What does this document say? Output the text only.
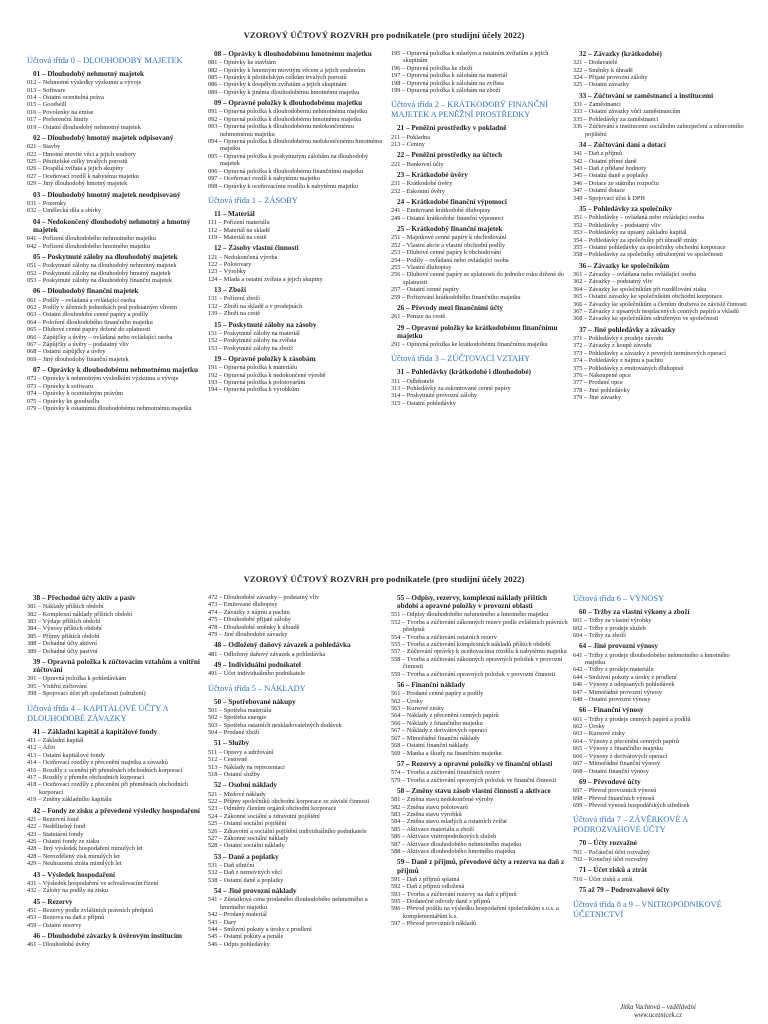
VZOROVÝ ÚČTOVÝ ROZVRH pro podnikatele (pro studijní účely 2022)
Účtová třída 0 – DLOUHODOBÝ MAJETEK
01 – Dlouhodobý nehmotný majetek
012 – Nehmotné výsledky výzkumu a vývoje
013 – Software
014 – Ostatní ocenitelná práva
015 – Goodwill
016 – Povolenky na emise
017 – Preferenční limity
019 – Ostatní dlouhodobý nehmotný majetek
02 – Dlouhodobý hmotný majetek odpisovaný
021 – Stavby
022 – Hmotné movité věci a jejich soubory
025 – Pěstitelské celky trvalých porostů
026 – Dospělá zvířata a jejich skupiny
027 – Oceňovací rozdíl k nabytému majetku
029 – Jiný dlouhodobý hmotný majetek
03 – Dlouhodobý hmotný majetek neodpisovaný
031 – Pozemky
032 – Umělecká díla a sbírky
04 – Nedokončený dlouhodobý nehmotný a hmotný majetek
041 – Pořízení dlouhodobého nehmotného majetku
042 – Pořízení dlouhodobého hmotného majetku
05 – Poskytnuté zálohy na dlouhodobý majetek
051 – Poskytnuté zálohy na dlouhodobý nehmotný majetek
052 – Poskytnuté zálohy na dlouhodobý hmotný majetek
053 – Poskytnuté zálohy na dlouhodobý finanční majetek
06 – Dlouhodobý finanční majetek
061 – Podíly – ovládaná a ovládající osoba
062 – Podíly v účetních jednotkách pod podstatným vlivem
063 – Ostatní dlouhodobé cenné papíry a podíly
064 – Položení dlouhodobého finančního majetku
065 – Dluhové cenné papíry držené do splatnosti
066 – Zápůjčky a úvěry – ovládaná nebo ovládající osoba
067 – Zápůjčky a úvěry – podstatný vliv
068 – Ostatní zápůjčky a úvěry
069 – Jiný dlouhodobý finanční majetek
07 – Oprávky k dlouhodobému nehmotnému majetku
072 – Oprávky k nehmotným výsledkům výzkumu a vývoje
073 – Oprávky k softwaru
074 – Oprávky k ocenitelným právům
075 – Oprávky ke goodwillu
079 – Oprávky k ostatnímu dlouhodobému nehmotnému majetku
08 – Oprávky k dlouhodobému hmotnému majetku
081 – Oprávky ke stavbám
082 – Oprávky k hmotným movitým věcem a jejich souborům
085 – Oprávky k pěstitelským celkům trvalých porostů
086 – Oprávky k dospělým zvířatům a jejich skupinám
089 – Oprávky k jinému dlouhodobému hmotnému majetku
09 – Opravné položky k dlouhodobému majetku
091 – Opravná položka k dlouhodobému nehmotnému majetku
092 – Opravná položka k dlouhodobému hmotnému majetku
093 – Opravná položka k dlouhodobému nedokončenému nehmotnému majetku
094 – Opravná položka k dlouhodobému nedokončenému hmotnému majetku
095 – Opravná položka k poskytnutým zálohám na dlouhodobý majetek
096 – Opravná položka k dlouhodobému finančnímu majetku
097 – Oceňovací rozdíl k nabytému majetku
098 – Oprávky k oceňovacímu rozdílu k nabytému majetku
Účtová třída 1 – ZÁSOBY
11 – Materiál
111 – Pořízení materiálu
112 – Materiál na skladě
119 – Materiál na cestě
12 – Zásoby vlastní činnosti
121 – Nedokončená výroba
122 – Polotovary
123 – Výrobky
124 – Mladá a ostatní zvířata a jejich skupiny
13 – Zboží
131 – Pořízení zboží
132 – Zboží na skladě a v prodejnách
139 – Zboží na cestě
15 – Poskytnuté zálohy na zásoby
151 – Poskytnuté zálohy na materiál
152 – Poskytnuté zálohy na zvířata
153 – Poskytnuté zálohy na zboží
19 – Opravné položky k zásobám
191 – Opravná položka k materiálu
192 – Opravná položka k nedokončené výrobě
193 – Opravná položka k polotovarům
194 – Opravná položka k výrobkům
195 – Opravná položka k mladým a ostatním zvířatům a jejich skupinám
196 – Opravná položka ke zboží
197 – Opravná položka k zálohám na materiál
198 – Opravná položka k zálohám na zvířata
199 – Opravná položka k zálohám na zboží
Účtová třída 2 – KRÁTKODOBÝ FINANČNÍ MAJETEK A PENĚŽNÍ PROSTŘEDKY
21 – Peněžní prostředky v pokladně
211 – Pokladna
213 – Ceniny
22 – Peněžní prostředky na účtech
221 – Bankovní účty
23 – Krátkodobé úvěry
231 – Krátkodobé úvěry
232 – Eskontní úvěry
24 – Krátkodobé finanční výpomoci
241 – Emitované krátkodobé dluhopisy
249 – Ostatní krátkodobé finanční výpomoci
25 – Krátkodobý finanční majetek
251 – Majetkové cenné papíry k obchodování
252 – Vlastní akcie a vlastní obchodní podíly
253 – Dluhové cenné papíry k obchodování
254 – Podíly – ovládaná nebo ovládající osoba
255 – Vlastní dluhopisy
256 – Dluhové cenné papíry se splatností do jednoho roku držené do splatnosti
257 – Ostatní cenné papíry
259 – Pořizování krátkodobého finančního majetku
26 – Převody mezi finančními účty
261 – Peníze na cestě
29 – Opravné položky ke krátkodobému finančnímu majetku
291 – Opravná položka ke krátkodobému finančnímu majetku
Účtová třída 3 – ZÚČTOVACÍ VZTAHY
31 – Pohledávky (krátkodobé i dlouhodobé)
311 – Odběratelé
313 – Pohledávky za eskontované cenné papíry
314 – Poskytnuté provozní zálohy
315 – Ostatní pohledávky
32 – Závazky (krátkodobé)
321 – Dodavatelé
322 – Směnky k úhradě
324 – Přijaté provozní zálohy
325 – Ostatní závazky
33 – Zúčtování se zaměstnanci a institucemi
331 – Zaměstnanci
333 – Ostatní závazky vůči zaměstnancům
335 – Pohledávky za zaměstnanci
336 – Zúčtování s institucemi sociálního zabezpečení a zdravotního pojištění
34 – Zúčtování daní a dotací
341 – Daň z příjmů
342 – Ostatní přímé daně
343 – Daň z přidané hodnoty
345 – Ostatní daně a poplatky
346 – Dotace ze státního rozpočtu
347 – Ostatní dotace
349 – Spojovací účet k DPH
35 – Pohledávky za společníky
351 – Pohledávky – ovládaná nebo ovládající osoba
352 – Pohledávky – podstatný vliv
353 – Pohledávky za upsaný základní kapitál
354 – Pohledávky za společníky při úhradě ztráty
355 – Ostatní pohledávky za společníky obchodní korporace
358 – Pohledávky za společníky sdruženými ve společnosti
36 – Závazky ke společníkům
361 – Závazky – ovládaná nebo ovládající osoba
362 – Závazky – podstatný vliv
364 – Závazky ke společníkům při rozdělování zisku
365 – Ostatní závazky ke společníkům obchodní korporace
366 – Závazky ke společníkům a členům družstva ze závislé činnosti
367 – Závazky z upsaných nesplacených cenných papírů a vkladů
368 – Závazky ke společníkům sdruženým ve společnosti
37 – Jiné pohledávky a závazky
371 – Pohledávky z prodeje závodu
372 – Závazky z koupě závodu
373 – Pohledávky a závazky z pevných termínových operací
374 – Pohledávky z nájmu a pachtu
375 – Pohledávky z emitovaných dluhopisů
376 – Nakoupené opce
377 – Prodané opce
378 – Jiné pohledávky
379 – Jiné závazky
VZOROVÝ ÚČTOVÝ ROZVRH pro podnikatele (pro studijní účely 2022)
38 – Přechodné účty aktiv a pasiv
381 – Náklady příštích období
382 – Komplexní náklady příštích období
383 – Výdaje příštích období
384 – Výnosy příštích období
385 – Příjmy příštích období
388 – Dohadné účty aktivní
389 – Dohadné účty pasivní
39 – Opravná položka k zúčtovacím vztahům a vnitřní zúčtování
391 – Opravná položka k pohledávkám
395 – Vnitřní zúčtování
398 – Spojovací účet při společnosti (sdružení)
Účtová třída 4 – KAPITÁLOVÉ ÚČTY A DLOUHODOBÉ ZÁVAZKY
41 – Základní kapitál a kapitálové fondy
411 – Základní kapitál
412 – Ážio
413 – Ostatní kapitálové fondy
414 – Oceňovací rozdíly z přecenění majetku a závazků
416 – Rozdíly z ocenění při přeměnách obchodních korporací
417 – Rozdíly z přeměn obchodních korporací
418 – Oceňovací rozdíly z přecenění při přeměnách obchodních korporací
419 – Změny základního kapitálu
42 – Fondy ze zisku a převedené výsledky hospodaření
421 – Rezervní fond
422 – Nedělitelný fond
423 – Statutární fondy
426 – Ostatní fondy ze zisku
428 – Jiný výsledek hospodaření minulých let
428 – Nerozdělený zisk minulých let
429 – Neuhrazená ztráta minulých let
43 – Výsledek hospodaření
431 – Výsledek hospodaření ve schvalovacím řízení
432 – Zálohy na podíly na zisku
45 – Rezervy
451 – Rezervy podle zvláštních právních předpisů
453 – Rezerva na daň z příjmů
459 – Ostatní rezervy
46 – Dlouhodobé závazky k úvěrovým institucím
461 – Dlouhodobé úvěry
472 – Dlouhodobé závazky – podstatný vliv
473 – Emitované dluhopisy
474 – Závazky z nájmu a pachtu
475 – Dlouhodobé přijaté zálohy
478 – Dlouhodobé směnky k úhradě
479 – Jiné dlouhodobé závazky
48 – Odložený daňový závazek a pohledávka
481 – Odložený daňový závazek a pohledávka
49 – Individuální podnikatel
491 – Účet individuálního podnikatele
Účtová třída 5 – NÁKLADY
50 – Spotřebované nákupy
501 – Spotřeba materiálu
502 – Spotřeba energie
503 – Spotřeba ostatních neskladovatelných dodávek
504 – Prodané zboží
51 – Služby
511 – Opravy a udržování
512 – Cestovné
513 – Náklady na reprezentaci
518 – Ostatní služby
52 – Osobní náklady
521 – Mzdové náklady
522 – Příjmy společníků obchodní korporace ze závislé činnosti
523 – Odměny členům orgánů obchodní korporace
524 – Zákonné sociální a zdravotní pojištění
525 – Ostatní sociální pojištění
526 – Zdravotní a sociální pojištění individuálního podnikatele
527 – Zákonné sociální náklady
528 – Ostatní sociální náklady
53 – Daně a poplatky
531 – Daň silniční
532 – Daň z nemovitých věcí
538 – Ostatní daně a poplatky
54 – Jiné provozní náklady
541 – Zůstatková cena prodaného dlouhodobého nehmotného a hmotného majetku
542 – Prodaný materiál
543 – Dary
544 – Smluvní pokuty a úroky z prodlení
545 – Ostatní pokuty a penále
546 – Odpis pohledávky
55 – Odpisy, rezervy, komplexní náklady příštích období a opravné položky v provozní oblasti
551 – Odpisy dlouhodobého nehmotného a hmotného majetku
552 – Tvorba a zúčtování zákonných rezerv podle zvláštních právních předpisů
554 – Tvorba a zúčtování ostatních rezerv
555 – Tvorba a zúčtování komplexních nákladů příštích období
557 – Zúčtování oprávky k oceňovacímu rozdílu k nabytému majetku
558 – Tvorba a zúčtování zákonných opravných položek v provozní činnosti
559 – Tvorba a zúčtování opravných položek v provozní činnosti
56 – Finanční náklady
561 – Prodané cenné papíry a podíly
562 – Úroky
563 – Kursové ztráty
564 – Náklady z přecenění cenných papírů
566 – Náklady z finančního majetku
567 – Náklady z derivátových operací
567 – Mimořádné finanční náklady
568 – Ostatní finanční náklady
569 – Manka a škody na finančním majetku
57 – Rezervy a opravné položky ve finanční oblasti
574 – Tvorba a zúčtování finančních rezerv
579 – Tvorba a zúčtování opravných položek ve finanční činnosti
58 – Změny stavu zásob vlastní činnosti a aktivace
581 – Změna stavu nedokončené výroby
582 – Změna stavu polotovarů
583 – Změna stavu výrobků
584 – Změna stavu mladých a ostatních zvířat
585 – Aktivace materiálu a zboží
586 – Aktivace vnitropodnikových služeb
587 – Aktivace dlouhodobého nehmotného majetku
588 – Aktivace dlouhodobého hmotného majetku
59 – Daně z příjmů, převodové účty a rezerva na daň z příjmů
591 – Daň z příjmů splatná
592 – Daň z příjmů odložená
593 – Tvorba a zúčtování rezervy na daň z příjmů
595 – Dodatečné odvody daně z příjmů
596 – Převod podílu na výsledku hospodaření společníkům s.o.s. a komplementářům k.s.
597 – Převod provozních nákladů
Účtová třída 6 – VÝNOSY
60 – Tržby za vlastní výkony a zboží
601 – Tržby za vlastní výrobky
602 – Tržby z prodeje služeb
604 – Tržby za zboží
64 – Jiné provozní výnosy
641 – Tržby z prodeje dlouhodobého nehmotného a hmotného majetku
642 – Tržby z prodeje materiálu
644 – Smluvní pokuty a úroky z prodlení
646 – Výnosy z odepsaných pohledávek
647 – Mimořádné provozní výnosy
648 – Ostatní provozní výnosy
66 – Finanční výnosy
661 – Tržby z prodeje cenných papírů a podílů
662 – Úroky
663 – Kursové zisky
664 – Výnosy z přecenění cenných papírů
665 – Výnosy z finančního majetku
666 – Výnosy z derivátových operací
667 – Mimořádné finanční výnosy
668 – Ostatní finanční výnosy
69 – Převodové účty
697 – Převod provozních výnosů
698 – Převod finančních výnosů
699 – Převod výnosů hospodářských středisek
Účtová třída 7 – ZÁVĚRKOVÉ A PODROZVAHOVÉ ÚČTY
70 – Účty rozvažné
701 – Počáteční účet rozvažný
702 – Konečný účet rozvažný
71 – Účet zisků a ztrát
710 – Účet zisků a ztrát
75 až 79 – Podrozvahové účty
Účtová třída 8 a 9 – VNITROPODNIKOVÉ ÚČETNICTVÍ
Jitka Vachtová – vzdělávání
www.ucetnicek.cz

┄┄┄┄┄┄

■ **Work to do**
Return every line above that contains the word "jejich".

■ **Response**
022 – Hmotné movité věci a jejich soubory
026 – Dospělá zvířata a jejich skupiny
082 – Oprávky k hmotným movitým věcem a jejich souborům
086 – Oprávky k dospělým zvířatům a jejich skupinám
124 – Mladá a ostatní zvířata a jejich skupiny
195 – Opravná položka k mladým a ostatním zvířatům a jejich skupinám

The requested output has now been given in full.